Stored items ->
-------------------------

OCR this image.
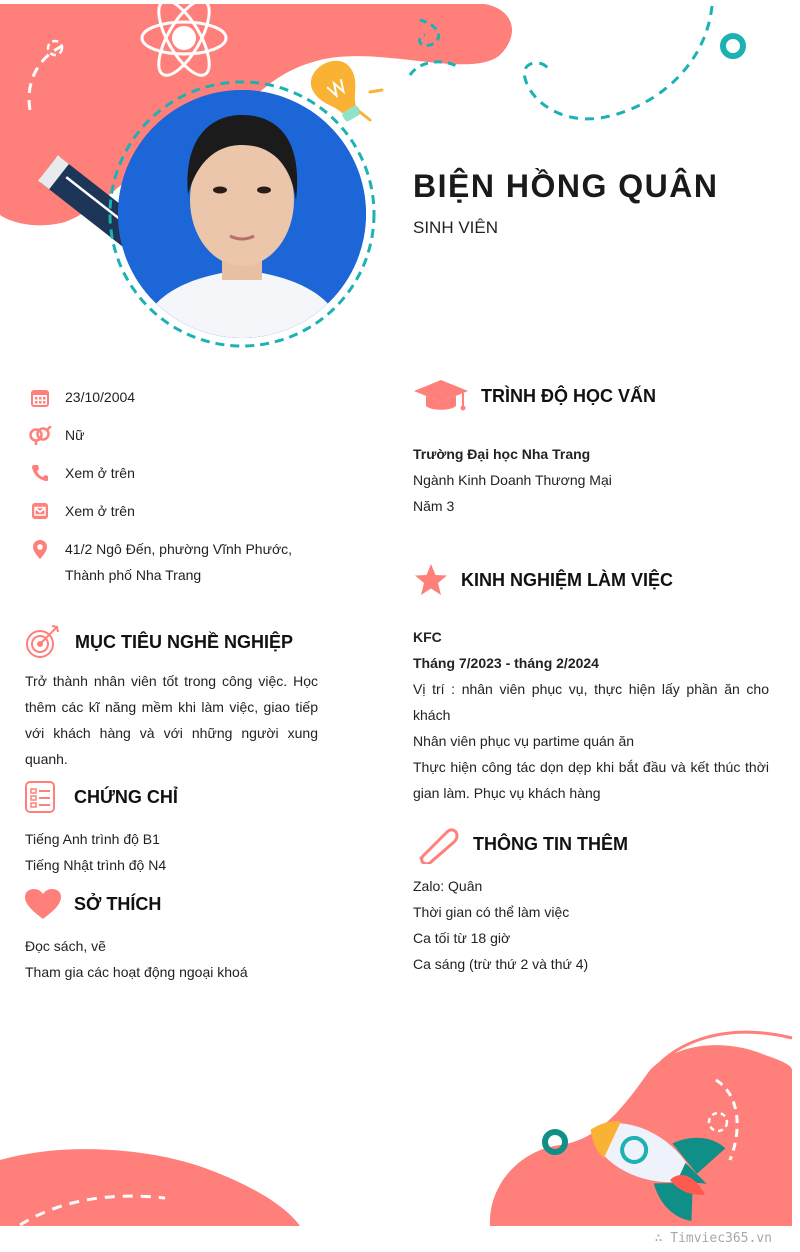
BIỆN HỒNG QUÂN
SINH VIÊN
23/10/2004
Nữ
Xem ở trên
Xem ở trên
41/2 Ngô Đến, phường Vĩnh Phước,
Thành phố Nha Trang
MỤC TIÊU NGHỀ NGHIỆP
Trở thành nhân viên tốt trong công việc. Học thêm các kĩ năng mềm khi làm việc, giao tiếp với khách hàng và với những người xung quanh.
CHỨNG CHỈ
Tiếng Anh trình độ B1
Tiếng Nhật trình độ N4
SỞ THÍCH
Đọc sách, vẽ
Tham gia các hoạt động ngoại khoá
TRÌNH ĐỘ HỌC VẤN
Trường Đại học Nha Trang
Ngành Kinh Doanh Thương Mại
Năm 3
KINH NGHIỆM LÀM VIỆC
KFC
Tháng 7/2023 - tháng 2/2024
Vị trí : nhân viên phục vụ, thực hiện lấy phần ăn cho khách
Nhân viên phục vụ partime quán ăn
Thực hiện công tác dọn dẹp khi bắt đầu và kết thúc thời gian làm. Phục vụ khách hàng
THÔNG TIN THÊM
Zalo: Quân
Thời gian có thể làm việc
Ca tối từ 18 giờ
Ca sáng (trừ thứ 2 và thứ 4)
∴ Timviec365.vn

-------------------------

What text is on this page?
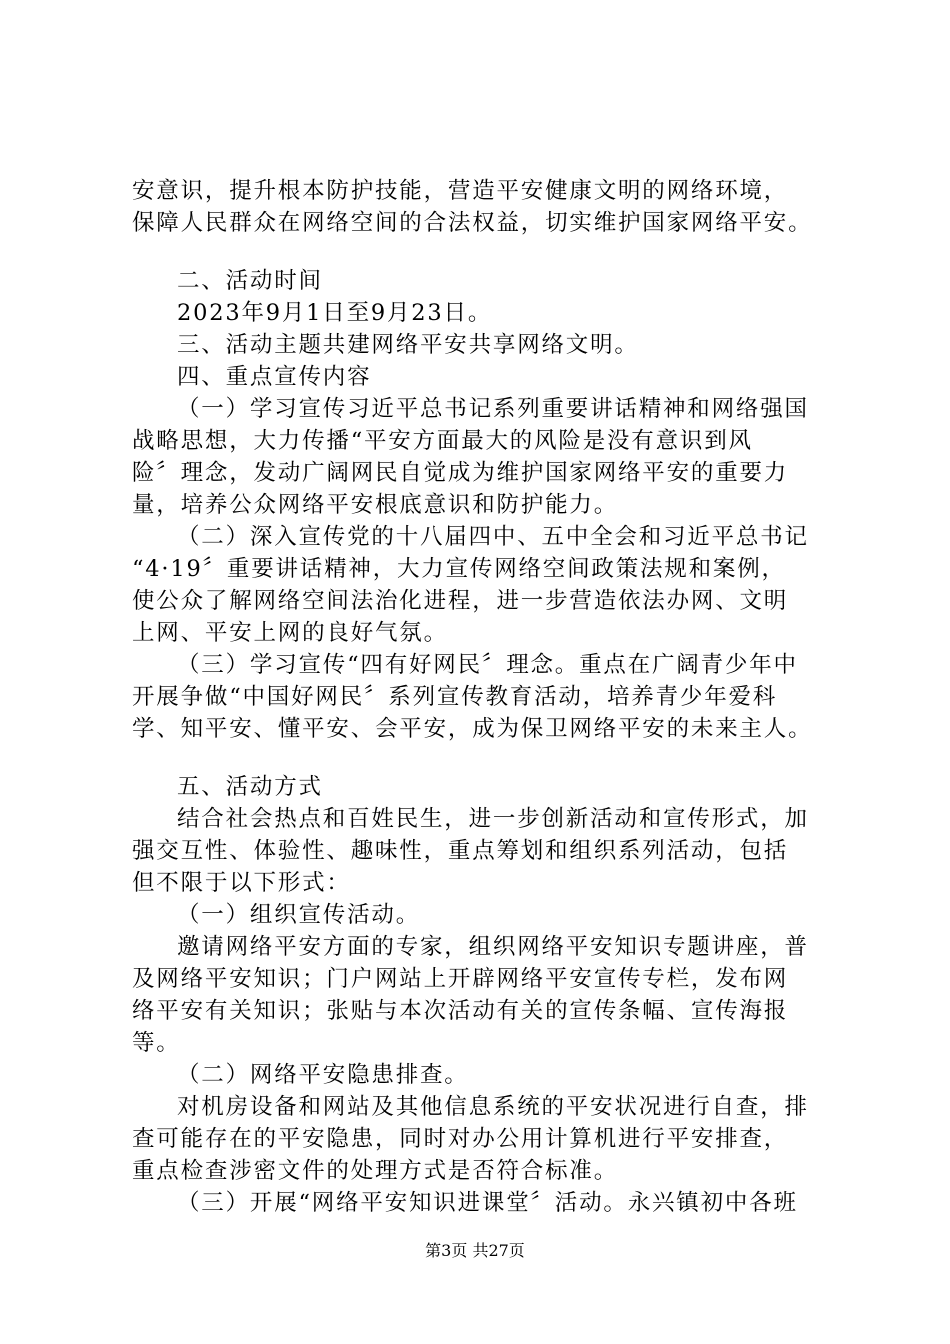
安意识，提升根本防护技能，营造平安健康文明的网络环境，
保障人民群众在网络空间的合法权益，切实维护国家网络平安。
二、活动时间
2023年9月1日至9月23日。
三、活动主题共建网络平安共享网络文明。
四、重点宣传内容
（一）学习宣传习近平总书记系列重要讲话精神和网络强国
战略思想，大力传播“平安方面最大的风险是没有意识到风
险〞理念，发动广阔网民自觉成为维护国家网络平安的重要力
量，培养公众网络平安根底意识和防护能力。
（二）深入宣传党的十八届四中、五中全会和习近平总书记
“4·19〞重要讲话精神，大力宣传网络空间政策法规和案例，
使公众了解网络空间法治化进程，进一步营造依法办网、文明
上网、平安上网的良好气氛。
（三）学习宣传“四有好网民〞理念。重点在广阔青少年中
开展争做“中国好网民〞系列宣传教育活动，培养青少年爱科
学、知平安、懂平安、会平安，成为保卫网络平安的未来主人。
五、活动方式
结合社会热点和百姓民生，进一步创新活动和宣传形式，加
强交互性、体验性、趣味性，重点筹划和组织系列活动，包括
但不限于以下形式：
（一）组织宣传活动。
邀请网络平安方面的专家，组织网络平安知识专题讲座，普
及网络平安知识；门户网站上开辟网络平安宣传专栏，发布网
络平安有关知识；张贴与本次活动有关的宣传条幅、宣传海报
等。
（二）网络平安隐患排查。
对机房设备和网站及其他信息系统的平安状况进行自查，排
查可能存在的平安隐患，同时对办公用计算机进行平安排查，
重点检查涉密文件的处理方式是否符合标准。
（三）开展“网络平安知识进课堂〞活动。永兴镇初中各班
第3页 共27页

-------------------------

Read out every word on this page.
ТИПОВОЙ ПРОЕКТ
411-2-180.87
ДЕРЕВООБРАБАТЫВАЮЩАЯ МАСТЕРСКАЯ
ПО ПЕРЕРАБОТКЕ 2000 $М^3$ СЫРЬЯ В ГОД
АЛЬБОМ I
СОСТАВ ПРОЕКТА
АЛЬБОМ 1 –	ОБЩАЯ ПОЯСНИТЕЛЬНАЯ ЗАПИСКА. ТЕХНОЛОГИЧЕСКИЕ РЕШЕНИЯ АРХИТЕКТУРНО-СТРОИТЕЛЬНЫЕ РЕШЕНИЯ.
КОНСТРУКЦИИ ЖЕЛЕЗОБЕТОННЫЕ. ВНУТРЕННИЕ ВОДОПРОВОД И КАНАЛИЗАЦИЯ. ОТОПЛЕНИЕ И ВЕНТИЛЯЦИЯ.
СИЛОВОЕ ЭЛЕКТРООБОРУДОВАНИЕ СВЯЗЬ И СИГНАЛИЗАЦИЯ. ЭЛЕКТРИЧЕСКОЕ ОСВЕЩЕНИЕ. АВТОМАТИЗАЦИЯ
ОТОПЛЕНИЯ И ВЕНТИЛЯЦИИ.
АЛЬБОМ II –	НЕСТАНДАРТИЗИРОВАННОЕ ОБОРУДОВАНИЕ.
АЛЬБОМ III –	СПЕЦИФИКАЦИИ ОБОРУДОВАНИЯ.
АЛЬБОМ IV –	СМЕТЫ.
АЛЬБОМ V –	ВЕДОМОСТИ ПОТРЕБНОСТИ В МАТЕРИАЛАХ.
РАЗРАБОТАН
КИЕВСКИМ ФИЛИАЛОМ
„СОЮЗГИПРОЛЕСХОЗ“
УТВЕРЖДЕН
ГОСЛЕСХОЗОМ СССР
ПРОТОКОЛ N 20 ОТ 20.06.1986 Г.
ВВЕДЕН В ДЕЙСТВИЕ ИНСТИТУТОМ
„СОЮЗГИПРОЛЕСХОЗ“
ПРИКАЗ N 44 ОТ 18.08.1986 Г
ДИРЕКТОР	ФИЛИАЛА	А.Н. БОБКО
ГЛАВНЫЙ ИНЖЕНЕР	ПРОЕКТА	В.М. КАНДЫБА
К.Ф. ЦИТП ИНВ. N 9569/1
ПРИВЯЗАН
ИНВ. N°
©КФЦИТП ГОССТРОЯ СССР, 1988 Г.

-------------------------

EXERCISE AIM -> Pick out each line containing "công" and report it.

ANSWER TO THE EXERCISE ->
Trở thành nhân viên tốt trong công việc. Học thêm các kĩ năng mềm khi làm việc, giao tiếp với khách hàng và với những người xung quanh.
Thực hiện công tác dọn dẹp khi bắt đầu và kết thúc thời gian làm. Phục vụ khách hàng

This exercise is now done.